**Description of the task:** Pick out every line that holds the string "What" and copy it.

**Stored items:**
════════════════

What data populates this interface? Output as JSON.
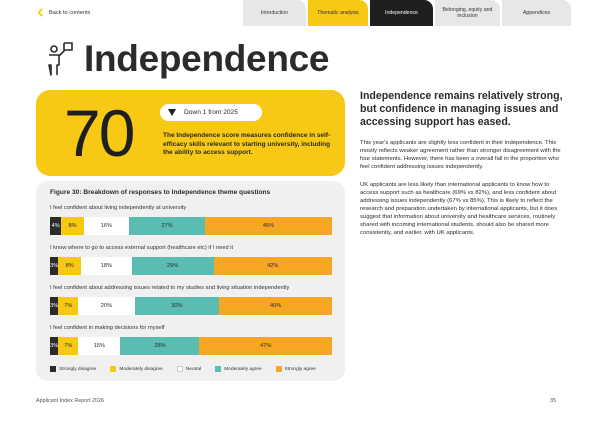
{
  "nav": {
    "back_label": "Back to contents",
    "tabs": [
      {
        "label": "Introduction"
      },
      {
        "label": "Thematic analysis"
      },
      {
        "label": "Independence"
      },
      {
        "label": "Belonging, equity and inclusion"
      },
      {
        "label": "Appendices"
      }
    ]
  },
  "page": {
    "title": "Independence"
  },
  "score": {
    "value": "70",
    "change_label": "Down 1 from 2025",
    "description": "The Independence score measures confidence in self-efficacy skills relevant to starting university, including the ability to access support."
  },
  "chart_data": {
    "type": "bar",
    "stacked": true,
    "orientation": "horizontal",
    "title": "Figure 30: Breakdown of responses to Independence theme questions",
    "categories": [
      "I feel confident about living independently at university",
      "I know where to go to access external support (healthcare etc) if I need it",
      "I feel confident about addressing issues related to my studies and living situation independently",
      "I feel confident in making decisions for myself"
    ],
    "series": [
      {
        "name": "Strongly disagree",
        "color": "#2b2b2b",
        "values": [
          4,
          3,
          3,
          3
        ]
      },
      {
        "name": "Moderately disagree",
        "color": "#f7c814",
        "values": [
          8,
          8,
          7,
          7
        ]
      },
      {
        "name": "Neutral",
        "color": "#ffffff",
        "values": [
          16,
          18,
          20,
          15
        ]
      },
      {
        "name": "Moderately agree",
        "color": "#5bbcb2",
        "values": [
          27,
          29,
          30,
          28
        ]
      },
      {
        "name": "Strongly agree",
        "color": "#f5a623",
        "values": [
          45,
          42,
          40,
          47
        ]
      }
    ],
    "value_suffix": "%",
    "legend_position": "bottom-left"
  },
  "right_column": {
    "headline": "Independence remains relatively strong, but confidence in managing issues and accessing support has eased.",
    "paragraphs": [
      "This year's applicants are slightly less confident in their independence. This mostly reflects weaker agreement rather than stronger disagreement with the four statements. However, there has been a overall fall in the proportion who feel confident addressing issues independently.",
      "UK applicants are less likely than international applicants to know how to access support such as healthcare (69% vs 82%), and less confident about addressing issues independently (67% vs 85%). This is likely to reflect the research and preparation undertaken by international applicants, but it does suggest that information about university and healthcare services, routinely shared with incoming international students, should also be shared more consistently, and earlier, with UK applicants."
    ]
  },
  "footer": {
    "report_name": "Applicant Index Report 2026",
    "page_number": "35"
  }
}
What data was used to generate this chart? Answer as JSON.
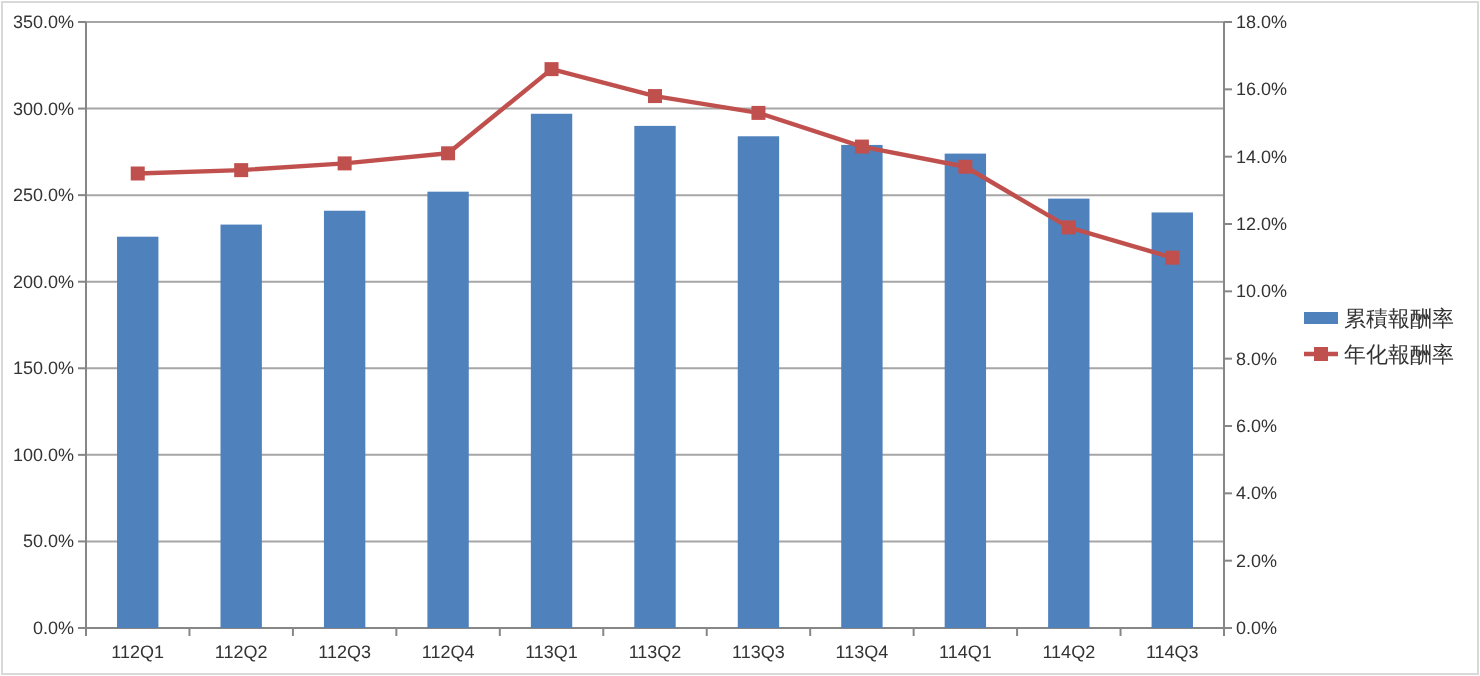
{
  "chart_data": {
    "type": "bar",
    "categories": [
      "112Q1",
      "112Q2",
      "112Q3",
      "112Q4",
      "113Q1",
      "113Q2",
      "113Q3",
      "113Q4",
      "114Q1",
      "114Q2",
      "114Q3"
    ],
    "series": [
      {
        "name": "累積報酬率",
        "color": "#4f81bd",
        "values": [
          226,
          233,
          241,
          252,
          297,
          290,
          284,
          279,
          274,
          248,
          240
        ]
      },
      {
        "name": "年化報酬率",
        "type": "line",
        "axis": "y2",
        "color": "#c0504d",
        "marker": "square",
        "values": [
          13.5,
          13.6,
          13.8,
          14.1,
          16.6,
          15.8,
          15.3,
          14.3,
          13.7,
          11.9,
          11.0
        ]
      }
    ],
    "ylim": [
      0,
      350
    ],
    "yticks": [
      {
        "value": 0,
        "label": "0.0%"
      },
      {
        "value": 50,
        "label": "50.0%"
      },
      {
        "value": 100,
        "label": "100.0%"
      },
      {
        "value": 150,
        "label": "150.0%"
      },
      {
        "value": 200,
        "label": "200.0%"
      },
      {
        "value": 250,
        "label": "250.0%"
      },
      {
        "value": 300,
        "label": "300.0%"
      },
      {
        "value": 350,
        "label": "350.0%"
      }
    ],
    "y2lim": [
      0,
      18
    ],
    "y2ticks": [
      {
        "value": 0,
        "label": "0.0%"
      },
      {
        "value": 2,
        "label": "2.0%"
      },
      {
        "value": 4,
        "label": "4.0%"
      },
      {
        "value": 6,
        "label": "6.0%"
      },
      {
        "value": 8,
        "label": "8.0%"
      },
      {
        "value": 10,
        "label": "10.0%"
      },
      {
        "value": 12,
        "label": "12.0%"
      },
      {
        "value": 14,
        "label": "14.0%"
      },
      {
        "value": 16,
        "label": "16.0%"
      },
      {
        "value": 18,
        "label": "18.0%"
      }
    ],
    "grid": "y",
    "legend": "right"
  }
}
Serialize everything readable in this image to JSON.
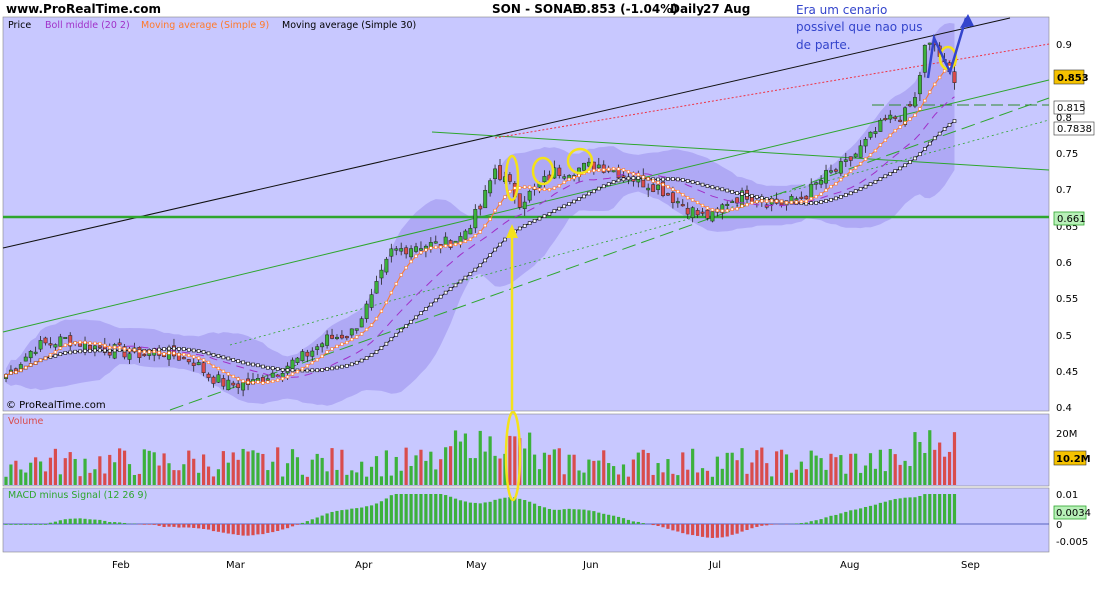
{
  "header": {
    "site": "www.ProRealTime.com",
    "instrument": "SON - SONAE",
    "quote": "0.853 (-1.04%)",
    "period": "Daily",
    "date": "27 Aug",
    "watermark": "© ProRealTime.com"
  },
  "annotation": {
    "lines": [
      "Era um cenario",
      "possivel que nao pus",
      "de parte."
    ]
  },
  "price_panel": {
    "legend": [
      "Price",
      "Boll middle (20 2)",
      "Moving average (Simple 9)",
      "Moving average (Simple 30)"
    ],
    "y_ticks": [
      "0.9",
      "0.85",
      "0.8",
      "0.75",
      "0.7",
      "0.65",
      "0.6",
      "0.55",
      "0.5",
      "0.45",
      "0.4"
    ],
    "badges": [
      "0.853",
      "0.815",
      "0.7838",
      "0.661"
    ]
  },
  "volume_panel": {
    "label": "Volume",
    "y_ticks": [
      "20M"
    ],
    "badge": "10.2M"
  },
  "macd_panel": {
    "label": "MACD minus Signal (12 26 9)",
    "y_ticks": [
      "0.01",
      "0",
      "-0.005"
    ],
    "badge": "0.0034"
  },
  "x_labels": [
    "Feb",
    "Mar",
    "Apr",
    "May",
    "Jun",
    "Jul",
    "Aug",
    "Sep"
  ],
  "colors": {
    "panel_bg": "#c8c8ff",
    "band": "#aaa3f3",
    "up": "#3cb13c",
    "down": "#d94c4c",
    "ma9": "#ff7a2a",
    "ma30": "#111111",
    "boll": "#a030c8",
    "annotation": "#3344cc",
    "highlight": "#f4e21a",
    "support": "#2ea62e"
  },
  "chart_data": {
    "type": "candlestick",
    "period": "Daily",
    "close": 0.853,
    "change_pct": -1.04,
    "ylim": [
      0.4,
      0.92
    ],
    "indicators": [
      "Boll middle (20 2)",
      "Moving average (Simple 9)",
      "Moving average (Simple 30)"
    ],
    "support_level": 0.661,
    "moving_average_values": {
      "ma30_last": 0.7838,
      "level_0815": 0.815
    },
    "volume": {
      "last": "10.2M",
      "ymax_label": "20M"
    },
    "macd_minus_signal": {
      "last": 0.0034,
      "ylim": [
        -0.006,
        0.011
      ]
    }
  }
}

════════════════

**Response:**
What data populates this interface? Output as JSON.
What data was used to generate this chart? Answer as JSON.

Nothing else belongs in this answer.